Marx

Au fil des siècles, l’histoire a été le témoin de nombreuses idées et théories qui ont façonné les sociétés et les mouvements de pensée. Parmi ces influences intellectuelles, la pensée de Karl Marx émerge comme un phare dans le panorama des idées politiques et économiques. À l’ère de l’industrialisation, de la lutte des classes et des changements sociaux majeurs, Marx a élaboré des théories novatrices qui ont profondément influencé les discours sur la politique, l’économie et la société.

Maîtriser ses concepts et ses analyses revêt une importance cruciale, en particulier pour les nombreux sujets d’oraux qui peuvent tomber. Que retenir du marxisme ? Ricardo et Marx, doit-on toujours les opposer ? Marx est-il le dernier des classiques ? (ESCP)

Introduction : le cadre analytique

Le cadre analytique fondamental de Marx est le matérialisme historique, qui consiste à comprendre une société en analysant sa base matérielle, également appelée structure économique ou infrastructure. Le mode de production capitaliste se caractérise par la combinaison de deux éléments essentiels : les forces productives et les rapports de production.

Forces productives

Ce sont tous les moyens dont une société dispose à un moment donné pour produire les biens et services nécessaires. Cela englobe non seulement les facteurs de production tels que la main-d’œuvre, les moyens de production (machines, etc.), mais aussi les méthodes de production employées.

[Données de position des éléments]
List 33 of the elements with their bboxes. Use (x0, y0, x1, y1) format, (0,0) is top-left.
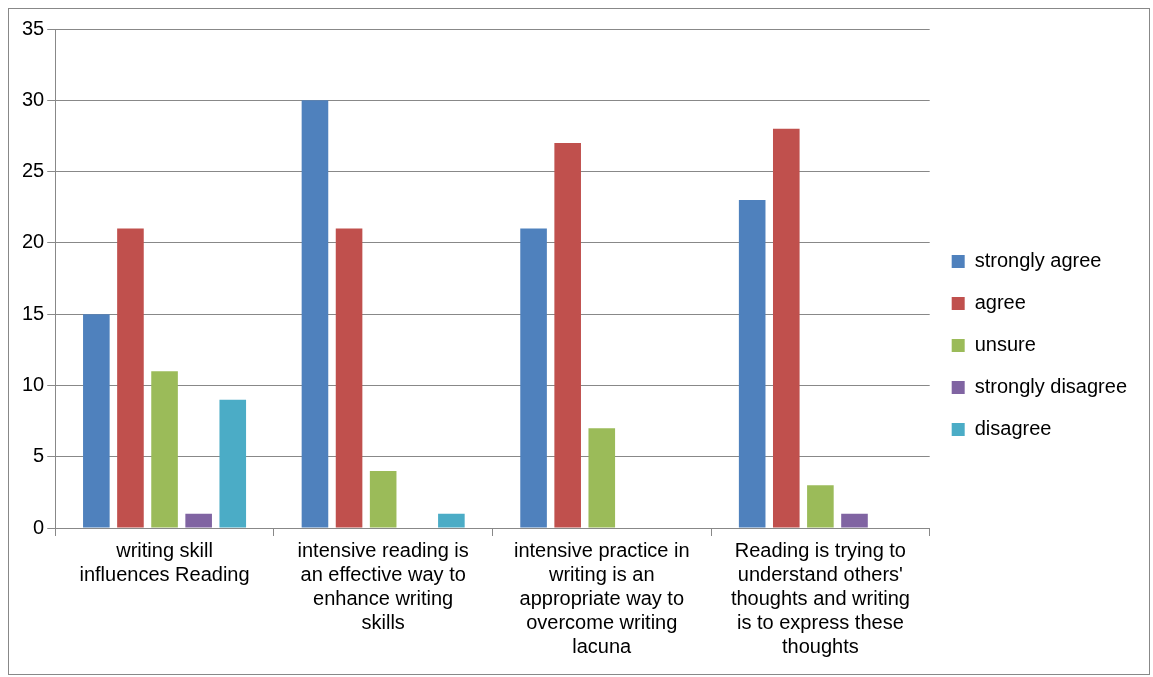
y-tick-label: 30 (22, 87, 45, 110)
x-tick-label: intensive practice in writing is an appropriate way to overcome writing lacuna (513, 538, 690, 657)
legend-label: agree (974, 291, 1026, 314)
bar (807, 485, 834, 528)
legend-label: strongly disagree (974, 375, 1128, 398)
bar (738, 200, 766, 528)
y-tick-label: 0 (33, 515, 45, 538)
bar (185, 513, 212, 528)
bar (369, 470, 397, 528)
bar (301, 100, 329, 528)
bar (151, 371, 178, 528)
x-tick-label: writing skill influences Reading (79, 538, 250, 585)
y-tick-label: 10 (22, 372, 45, 395)
legend-label: unsure (974, 333, 1036, 356)
legend-label: strongly agree (974, 249, 1102, 272)
bar (219, 399, 247, 528)
y-tick-label: 35 (22, 16, 45, 39)
x-tick-label: intensive reading is an effective way to enhance writing skills (297, 538, 469, 633)
bar (520, 228, 547, 528)
legend-label: disagree (974, 417, 1052, 440)
y-tick-label: 25 (22, 159, 45, 182)
bar (438, 513, 465, 528)
y-tick-label: 15 (22, 301, 45, 324)
bar (772, 128, 800, 528)
bar (335, 228, 363, 528)
bar (841, 513, 868, 528)
y-tick-label: 20 (22, 230, 45, 253)
y-tick-label: 5 (33, 444, 45, 467)
bar (117, 228, 144, 528)
bar (588, 428, 616, 528)
x-tick-label: Reading is trying to understand others' thoughts and writing is to express these thoughts (730, 538, 910, 657)
bar (554, 143, 581, 528)
bar (83, 314, 110, 528)
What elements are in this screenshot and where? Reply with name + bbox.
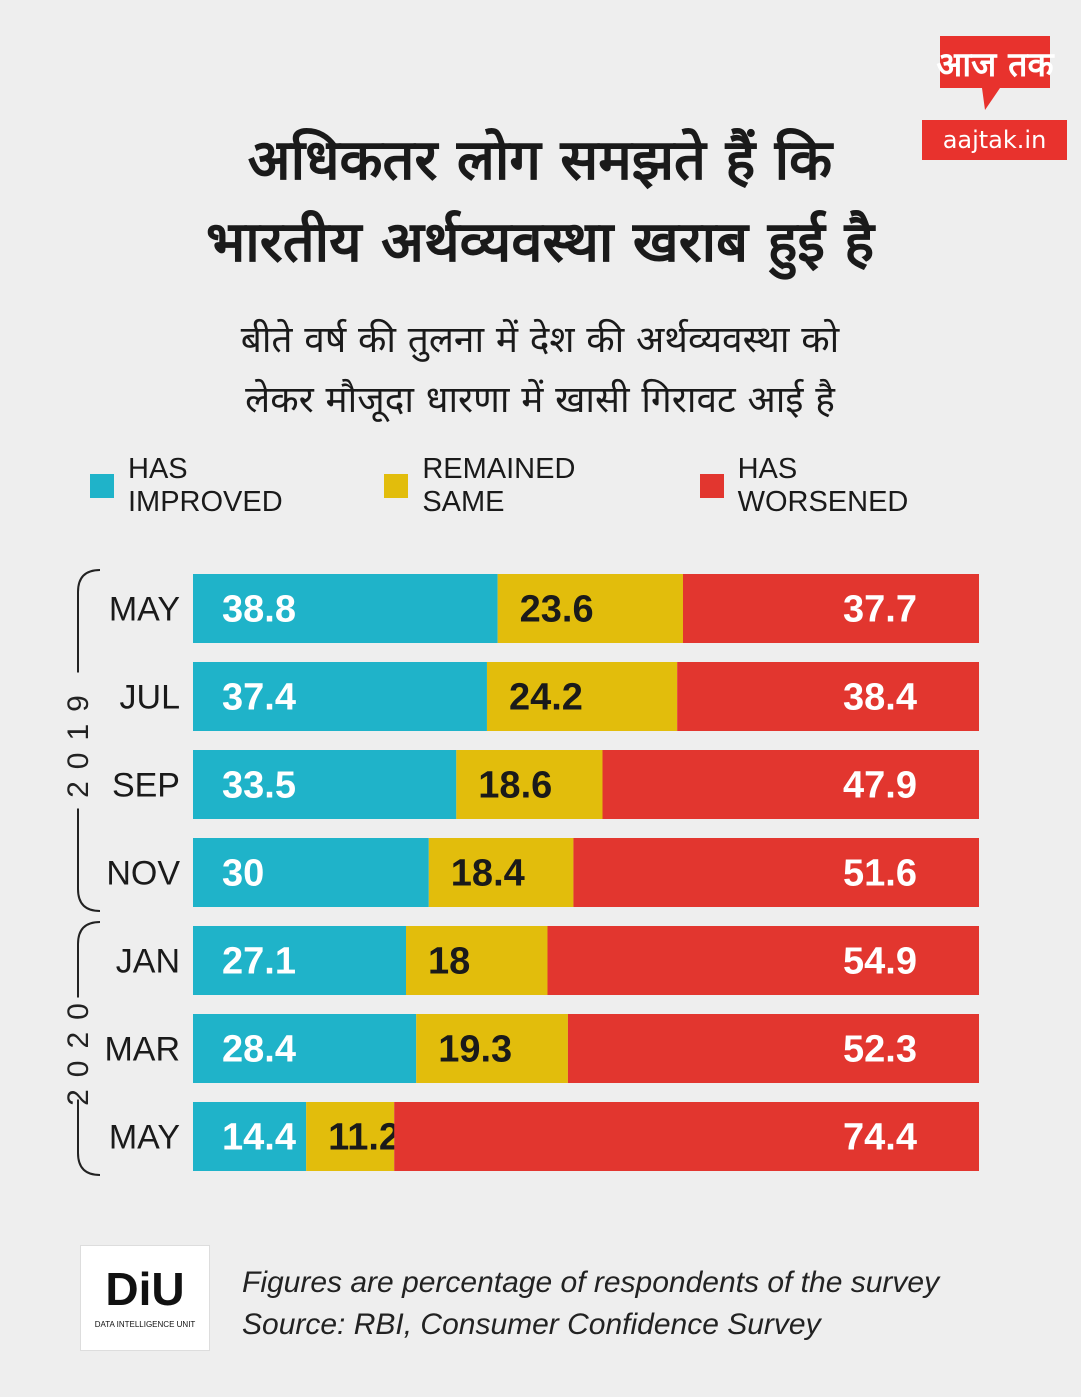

§ Consigne
Poursuivez, s'il vous plaît, le texte sur la pensée de Marx à partir de sa dernière phrase. Les enregistrements forment un matériau à part.

§ Réponse
Rapports de production

Ces rapports déterminent comment les individus interagissent lors de la production. Dans le mode de production antique, c’était l’esclavage, tandis que dans le mode de production féodal, c’était le servage. Dans le mode de production capitaliste, le rapport dominant est le salariat, où les travailleurs vendent leur force de travail en échange d’un salaire.

Mode de production

Il résulte de la combinaison des forces productives dominantes et des rapports de production dominants au sein d’une société. Il est important de noter que différentes forces productives et différents rapports de production peuvent coexister dans une société à un moment donné. Par exemple, la grande industrie peut coexister avec l’artisanat.

La structure économique (ou infrastructure) détermine ensuite une superstructure, qui comprend les idées, les valeurs, les institutions politiques, juridiques et philosophiques qui reflètent ce mode de production. Cette superstructure influence la manière dont la société pense et fonctionne, contribuant ainsi à maintenir le mode de production en place.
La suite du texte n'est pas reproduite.